**WORK TASK**
Return the listing beneath precisely, with every line intact.
-- RECORDS TO USE follows --
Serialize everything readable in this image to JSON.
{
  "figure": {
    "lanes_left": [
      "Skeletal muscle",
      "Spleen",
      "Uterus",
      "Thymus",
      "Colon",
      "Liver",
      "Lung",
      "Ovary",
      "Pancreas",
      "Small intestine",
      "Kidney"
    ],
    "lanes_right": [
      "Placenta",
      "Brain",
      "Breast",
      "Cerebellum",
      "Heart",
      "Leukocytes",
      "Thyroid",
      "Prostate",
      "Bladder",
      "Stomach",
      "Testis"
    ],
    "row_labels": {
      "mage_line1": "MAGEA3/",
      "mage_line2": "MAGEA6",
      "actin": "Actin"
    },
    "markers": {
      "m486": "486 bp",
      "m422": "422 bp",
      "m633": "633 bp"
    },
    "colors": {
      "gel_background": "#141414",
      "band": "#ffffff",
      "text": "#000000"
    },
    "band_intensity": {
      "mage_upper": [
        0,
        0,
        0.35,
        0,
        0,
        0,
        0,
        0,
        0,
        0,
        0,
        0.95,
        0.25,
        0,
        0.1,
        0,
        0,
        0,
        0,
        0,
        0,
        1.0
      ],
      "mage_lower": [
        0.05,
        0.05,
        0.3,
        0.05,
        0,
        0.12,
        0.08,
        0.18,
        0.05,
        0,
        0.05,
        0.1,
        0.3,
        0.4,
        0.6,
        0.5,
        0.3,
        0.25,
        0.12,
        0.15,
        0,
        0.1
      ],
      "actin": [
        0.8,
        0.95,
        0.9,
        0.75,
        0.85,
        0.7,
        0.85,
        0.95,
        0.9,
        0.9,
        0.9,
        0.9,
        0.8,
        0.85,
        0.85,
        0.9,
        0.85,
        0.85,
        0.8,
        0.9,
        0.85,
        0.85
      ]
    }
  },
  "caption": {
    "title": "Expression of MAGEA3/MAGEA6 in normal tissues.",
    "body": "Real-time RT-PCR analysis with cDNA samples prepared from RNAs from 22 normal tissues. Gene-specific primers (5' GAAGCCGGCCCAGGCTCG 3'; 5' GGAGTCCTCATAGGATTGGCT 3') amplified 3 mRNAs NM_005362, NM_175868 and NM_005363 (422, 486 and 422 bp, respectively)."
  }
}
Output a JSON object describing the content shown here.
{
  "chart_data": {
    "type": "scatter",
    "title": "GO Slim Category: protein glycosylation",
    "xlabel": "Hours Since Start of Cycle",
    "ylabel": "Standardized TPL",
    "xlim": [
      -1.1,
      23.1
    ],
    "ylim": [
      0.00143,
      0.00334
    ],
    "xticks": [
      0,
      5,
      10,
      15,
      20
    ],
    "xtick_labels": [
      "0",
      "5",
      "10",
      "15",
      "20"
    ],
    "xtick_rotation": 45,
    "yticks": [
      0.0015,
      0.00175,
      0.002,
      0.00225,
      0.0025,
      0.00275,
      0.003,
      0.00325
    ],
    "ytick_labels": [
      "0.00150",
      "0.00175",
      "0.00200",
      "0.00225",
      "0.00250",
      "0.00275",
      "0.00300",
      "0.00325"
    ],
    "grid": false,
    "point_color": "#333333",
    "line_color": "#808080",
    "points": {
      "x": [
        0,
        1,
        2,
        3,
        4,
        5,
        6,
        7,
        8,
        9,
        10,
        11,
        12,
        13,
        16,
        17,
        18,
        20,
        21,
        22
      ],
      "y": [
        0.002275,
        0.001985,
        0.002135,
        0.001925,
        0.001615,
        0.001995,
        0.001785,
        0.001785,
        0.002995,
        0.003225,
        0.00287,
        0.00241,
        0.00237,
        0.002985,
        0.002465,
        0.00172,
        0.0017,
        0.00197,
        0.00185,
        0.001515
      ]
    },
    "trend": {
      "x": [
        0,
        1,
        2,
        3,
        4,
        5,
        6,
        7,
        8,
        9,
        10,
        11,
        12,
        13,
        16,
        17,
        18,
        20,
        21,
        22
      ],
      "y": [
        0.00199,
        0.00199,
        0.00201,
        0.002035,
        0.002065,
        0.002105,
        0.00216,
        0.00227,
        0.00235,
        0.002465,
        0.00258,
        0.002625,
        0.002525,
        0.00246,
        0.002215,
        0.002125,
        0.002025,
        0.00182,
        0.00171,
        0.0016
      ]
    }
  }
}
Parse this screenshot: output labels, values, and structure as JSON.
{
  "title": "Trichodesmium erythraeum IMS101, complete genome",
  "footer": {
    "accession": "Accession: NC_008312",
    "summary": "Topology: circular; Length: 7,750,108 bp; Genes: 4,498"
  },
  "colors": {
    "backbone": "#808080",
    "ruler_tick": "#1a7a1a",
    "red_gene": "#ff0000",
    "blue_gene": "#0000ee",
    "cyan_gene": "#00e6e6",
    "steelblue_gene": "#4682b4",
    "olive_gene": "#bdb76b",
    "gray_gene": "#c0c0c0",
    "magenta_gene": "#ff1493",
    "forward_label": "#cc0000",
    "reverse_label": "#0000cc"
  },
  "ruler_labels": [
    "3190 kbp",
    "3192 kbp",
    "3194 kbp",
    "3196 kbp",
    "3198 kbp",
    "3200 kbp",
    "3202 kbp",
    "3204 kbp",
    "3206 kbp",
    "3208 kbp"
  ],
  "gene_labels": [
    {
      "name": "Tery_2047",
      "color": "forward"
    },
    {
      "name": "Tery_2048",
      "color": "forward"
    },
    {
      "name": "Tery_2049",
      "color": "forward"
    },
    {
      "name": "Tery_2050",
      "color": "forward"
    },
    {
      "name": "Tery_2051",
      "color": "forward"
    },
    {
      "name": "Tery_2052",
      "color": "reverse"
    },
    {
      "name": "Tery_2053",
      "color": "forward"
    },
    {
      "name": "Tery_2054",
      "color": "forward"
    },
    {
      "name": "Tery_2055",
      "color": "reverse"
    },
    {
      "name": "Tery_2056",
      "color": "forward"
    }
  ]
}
-- RECORDS TO USE concluded --
**SOLUTION TO THIS EXERCISE**
Serialize everything readable in this image to JSON.
{
  "figure": {
    "lanes_left": [
      "Skeletal muscle",
      "Spleen",
      "Uterus",
      "Thymus",
      "Colon",
      "Liver",
      "Lung",
      "Ovary",
      "Pancreas",
      "Small intestine",
      "Kidney"
    ],
    "lanes_right": [
      "Placenta",
      "Brain",
      "Breast",
      "Cerebellum",
      "Heart",
      "Leukocytes",
      "Thyroid",
      "Prostate",
      "Bladder",
      "Stomach",
      "Testis"
    ],
    "row_labels": {
      "mage_line1": "MAGEA3/",
      "mage_line2": "MAGEA6",
      "actin": "Actin"
    },
    "markers": {
      "m486": "486 bp",
      "m422": "422 bp",
      "m633": "633 bp"
    },
    "colors": {
      "gel_background": "#141414",
      "band": "#ffffff",
      "text": "#000000"
    },
    "band_intensity": {
      "mage_upper": [
        0,
        0,
        0.35,
        0,
        0,
        0,
        0,
        0,
        0,
        0,
        0,
        0.95,
        0.25,
        0,
        0.1,
        0,
        0,
        0,
        0,
        0,
        0,
        1.0
      ],
      "mage_lower": [
        0.05,
        0.05,
        0.3,
        0.05,
        0,
        0.12,
        0.08,
        0.18,
        0.05,
        0,
        0.05,
        0.1,
        0.3,
        0.4,
        0.6,
        0.5,
        0.3,
        0.25,
        0.12,
        0.15,
        0,
        0.1
      ],
      "actin": [
        0.8,
        0.95,
        0.9,
        0.75,
        0.85,
        0.7,
        0.85,
        0.95,
        0.9,
        0.9,
        0.9,
        0.9,
        0.8,
        0.85,
        0.85,
        0.9,
        0.85,
        0.85,
        0.8,
        0.9,
        0.85,
        0.85
      ]
    }
  },
  "caption": {
    "title": "Expression of MAGEA3/MAGEA6 in normal tissues.",
    "body": "Real-time RT-PCR analysis with cDNA samples prepared from RNAs from 22 normal tissues. Gene-specific primers (5' GAAGCCGGCCCAGGCTCG 3'; 5' GGAGTCCTCATAGGATTGGCT 3') amplified 3 mRNAs NM_005362, NM_175868 and NM_005363 (422, 486 and 422 bp, respectively)."
  }
}
Output a JSON object describing the content shown here.
{
  "chart_data": {
    "type": "scatter",
    "title": "GO Slim Category: protein glycosylation",
    "xlabel": "Hours Since Start of Cycle",
    "ylabel": "Standardized TPL",
    "xlim": [
      -1.1,
      23.1
    ],
    "ylim": [
      0.00143,
      0.00334
    ],
    "xticks": [
      0,
      5,
      10,
      15,
      20
    ],
    "xtick_labels": [
      "0",
      "5",
      "10",
      "15",
      "20"
    ],
    "xtick_rotation": 45,
    "yticks": [
      0.0015,
      0.00175,
      0.002,
      0.00225,
      0.0025,
      0.00275,
      0.003,
      0.00325
    ],
    "ytick_labels": [
      "0.00150",
      "0.00175",
      "0.00200",
      "0.00225",
      "0.00250",
      "0.00275",
      "0.00300",
      "0.00325"
    ],
    "grid": false,
    "point_color": "#333333",
    "line_color": "#808080",
    "points": {
      "x": [
        0,
        1,
        2,
        3,
        4,
        5,
        6,
        7,
        8,
        9,
        10,
        11,
        12,
        13,
        16,
        17,
        18,
        20,
        21,
        22
      ],
      "y": [
        0.002275,
        0.001985,
        0.002135,
        0.001925,
        0.001615,
        0.001995,
        0.001785,
        0.001785,
        0.002995,
        0.003225,
        0.00287,
        0.00241,
        0.00237,
        0.002985,
        0.002465,
        0.00172,
        0.0017,
        0.00197,
        0.00185,
        0.001515
      ]
    },
    "trend": {
      "x": [
        0,
        1,
        2,
        3,
        4,
        5,
        6,
        7,
        8,
        9,
        10,
        11,
        12,
        13,
        16,
        17,
        18,
        20,
        21,
        22
      ],
      "y": [
        0.00199,
        0.00199,
        0.00201,
        0.002035,
        0.002065,
        0.002105,
        0.00216,
        0.00227,
        0.00235,
        0.002465,
        0.00258,
        0.002625,
        0.002525,
        0.00246,
        0.002215,
        0.002125,
        0.002025,
        0.00182,
        0.00171,
        0.0016
      ]
    }
  }
}
Parse this screenshot: output labels, values, and structure as JSON.
{
  "title": "Trichodesmium erythraeum IMS101, complete genome",
  "footer": {
    "accession": "Accession: NC_008312",
    "summary": "Topology: circular; Length: 7,750,108 bp; Genes: 4,498"
  },
  "colors": {
    "backbone": "#808080",
    "ruler_tick": "#1a7a1a",
    "red_gene": "#ff0000",
    "blue_gene": "#0000ee",
    "cyan_gene": "#00e6e6",
    "steelblue_gene": "#4682b4",
    "olive_gene": "#bdb76b",
    "gray_gene": "#c0c0c0",
    "magenta_gene": "#ff1493",
    "forward_label": "#cc0000",
    "reverse_label": "#0000cc"
  },
  "ruler_labels": [
    "3190 kbp",
    "3192 kbp",
    "3194 kbp",
    "3196 kbp",
    "3198 kbp",
    "3200 kbp",
    "3202 kbp",
    "3204 kbp",
    "3206 kbp",
    "3208 kbp"
  ],
  "gene_labels": [
    {
      "name": "Tery_2047",
      "color": "forward"
    },
    {
      "name": "Tery_2048",
      "color": "forward"
    },
    {
      "name": "Tery_2049",
      "color": "forward"
    },
    {
      "name": "Tery_2050",
      "color": "forward"
    },
    {
      "name": "Tery_2051",
      "color": "forward"
    },
    {
      "name": "Tery_2052",
      "color": "reverse"
    },
    {
      "name": "Tery_2053",
      "color": "forward"
    },
    {
      "name": "Tery_2054",
      "color": "forward"
    },
    {
      "name": "Tery_2055",
      "color": "reverse"
    },
    {
      "name": "Tery_2056",
      "color": "forward"
    }
  ]
}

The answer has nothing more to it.